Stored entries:
- - -
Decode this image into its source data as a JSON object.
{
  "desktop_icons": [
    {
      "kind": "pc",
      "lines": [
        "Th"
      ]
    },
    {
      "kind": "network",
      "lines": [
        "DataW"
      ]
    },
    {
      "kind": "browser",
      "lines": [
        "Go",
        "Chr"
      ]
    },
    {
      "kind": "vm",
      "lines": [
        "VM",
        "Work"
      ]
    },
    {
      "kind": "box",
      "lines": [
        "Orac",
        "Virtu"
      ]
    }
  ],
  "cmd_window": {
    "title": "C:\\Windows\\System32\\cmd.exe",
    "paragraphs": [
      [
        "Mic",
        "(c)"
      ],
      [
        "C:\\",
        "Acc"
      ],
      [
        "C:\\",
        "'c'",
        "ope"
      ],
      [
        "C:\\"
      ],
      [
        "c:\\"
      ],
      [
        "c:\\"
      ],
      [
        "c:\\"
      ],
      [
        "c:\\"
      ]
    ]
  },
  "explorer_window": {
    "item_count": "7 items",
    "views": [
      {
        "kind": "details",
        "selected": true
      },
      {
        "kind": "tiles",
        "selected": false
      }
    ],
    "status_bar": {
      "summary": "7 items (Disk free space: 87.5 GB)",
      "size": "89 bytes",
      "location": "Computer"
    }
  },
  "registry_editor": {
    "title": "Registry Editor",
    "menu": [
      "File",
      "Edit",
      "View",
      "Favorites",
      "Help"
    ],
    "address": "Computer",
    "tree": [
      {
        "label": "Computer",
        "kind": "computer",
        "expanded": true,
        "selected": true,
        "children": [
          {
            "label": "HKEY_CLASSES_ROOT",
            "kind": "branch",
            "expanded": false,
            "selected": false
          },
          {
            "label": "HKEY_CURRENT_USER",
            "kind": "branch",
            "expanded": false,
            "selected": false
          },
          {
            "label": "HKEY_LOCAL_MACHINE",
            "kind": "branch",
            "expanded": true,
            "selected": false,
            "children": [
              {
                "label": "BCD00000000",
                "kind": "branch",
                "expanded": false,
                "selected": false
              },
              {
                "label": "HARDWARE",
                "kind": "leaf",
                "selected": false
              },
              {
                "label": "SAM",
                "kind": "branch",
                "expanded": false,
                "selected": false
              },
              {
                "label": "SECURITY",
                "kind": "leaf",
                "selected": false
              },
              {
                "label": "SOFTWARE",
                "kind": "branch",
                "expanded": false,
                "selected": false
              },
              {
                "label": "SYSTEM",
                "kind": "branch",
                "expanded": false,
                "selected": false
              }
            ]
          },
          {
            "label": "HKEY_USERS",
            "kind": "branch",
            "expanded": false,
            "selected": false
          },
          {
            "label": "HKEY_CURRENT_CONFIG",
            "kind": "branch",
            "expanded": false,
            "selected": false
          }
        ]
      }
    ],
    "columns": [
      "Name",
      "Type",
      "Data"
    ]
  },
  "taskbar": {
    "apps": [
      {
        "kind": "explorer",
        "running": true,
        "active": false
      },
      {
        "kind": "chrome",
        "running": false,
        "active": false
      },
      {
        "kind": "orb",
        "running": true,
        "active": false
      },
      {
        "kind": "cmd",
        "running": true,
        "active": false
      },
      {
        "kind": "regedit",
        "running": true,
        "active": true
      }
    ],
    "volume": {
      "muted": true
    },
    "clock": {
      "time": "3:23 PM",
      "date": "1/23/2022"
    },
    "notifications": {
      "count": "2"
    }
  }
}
- - -
→ **EXERCISE INSTRUCTIONS**:
Faithfully reproduce all of the records, character for character.

→ **THE ANSWER**:
Decode this image into its source data as a JSON object.
{
  "desktop_icons": [
    {
      "kind": "pc",
      "lines": [
        "Th"
      ]
    },
    {
      "kind": "network",
      "lines": [
        "DataW"
      ]
    },
    {
      "kind": "browser",
      "lines": [
        "Go",
        "Chr"
      ]
    },
    {
      "kind": "vm",
      "lines": [
        "VM",
        "Work"
      ]
    },
    {
      "kind": "box",
      "lines": [
        "Orac",
        "Virtu"
      ]
    }
  ],
  "cmd_window": {
    "title": "C:\\Windows\\System32\\cmd.exe",
    "paragraphs": [
      [
        "Mic",
        "(c)"
      ],
      [
        "C:\\",
        "Acc"
      ],
      [
        "C:\\",
        "'c'",
        "ope"
      ],
      [
        "C:\\"
      ],
      [
        "c:\\"
      ],
      [
        "c:\\"
      ],
      [
        "c:\\"
      ],
      [
        "c:\\"
      ]
    ]
  },
  "explorer_window": {
    "item_count": "7 items",
    "views": [
      {
        "kind": "details",
        "selected": true
      },
      {
        "kind": "tiles",
        "selected": false
      }
    ],
    "status_bar": {
      "summary": "7 items (Disk free space: 87.5 GB)",
      "size": "89 bytes",
      "location": "Computer"
    }
  },
  "registry_editor": {
    "title": "Registry Editor",
    "menu": [
      "File",
      "Edit",
      "View",
      "Favorites",
      "Help"
    ],
    "address": "Computer",
    "tree": [
      {
        "label": "Computer",
        "kind": "computer",
        "expanded": true,
        "selected": true,
        "children": [
          {
            "label": "HKEY_CLASSES_ROOT",
            "kind": "branch",
            "expanded": false,
            "selected": false
          },
          {
            "label": "HKEY_CURRENT_USER",
            "kind": "branch",
            "expanded": false,
            "selected": false
          },
          {
            "label": "HKEY_LOCAL_MACHINE",
            "kind": "branch",
            "expanded": true,
            "selected": false,
            "children": [
              {
                "label": "BCD00000000",
                "kind": "branch",
                "expanded": false,
                "selected": false
              },
              {
                "label": "HARDWARE",
                "kind": "leaf",
                "selected": false
              },
              {
                "label": "SAM",
                "kind": "branch",
                "expanded": false,
                "selected": false
              },
              {
                "label": "SECURITY",
                "kind": "leaf",
                "selected": false
              },
              {
                "label": "SOFTWARE",
                "kind": "branch",
                "expanded": false,
                "selected": false
              },
              {
                "label": "SYSTEM",
                "kind": "branch",
                "expanded": false,
                "selected": false
              }
            ]
          },
          {
            "label": "HKEY_USERS",
            "kind": "branch",
            "expanded": false,
            "selected": false
          },
          {
            "label": "HKEY_CURRENT_CONFIG",
            "kind": "branch",
            "expanded": false,
            "selected": false
          }
        ]
      }
    ],
    "columns": [
      "Name",
      "Type",
      "Data"
    ]
  },
  "taskbar": {
    "apps": [
      {
        "kind": "explorer",
        "running": true,
        "active": false
      },
      {
        "kind": "chrome",
        "running": false,
        "active": false
      },
      {
        "kind": "orb",
        "running": true,
        "active": false
      },
      {
        "kind": "cmd",
        "running": true,
        "active": false
      },
      {
        "kind": "regedit",
        "running": true,
        "active": true
      }
    ],
    "volume": {
      "muted": true
    },
    "clock": {
      "time": "3:23 PM",
      "date": "1/23/2022"
    },
    "notifications": {
      "count": "2"
    }
  }
}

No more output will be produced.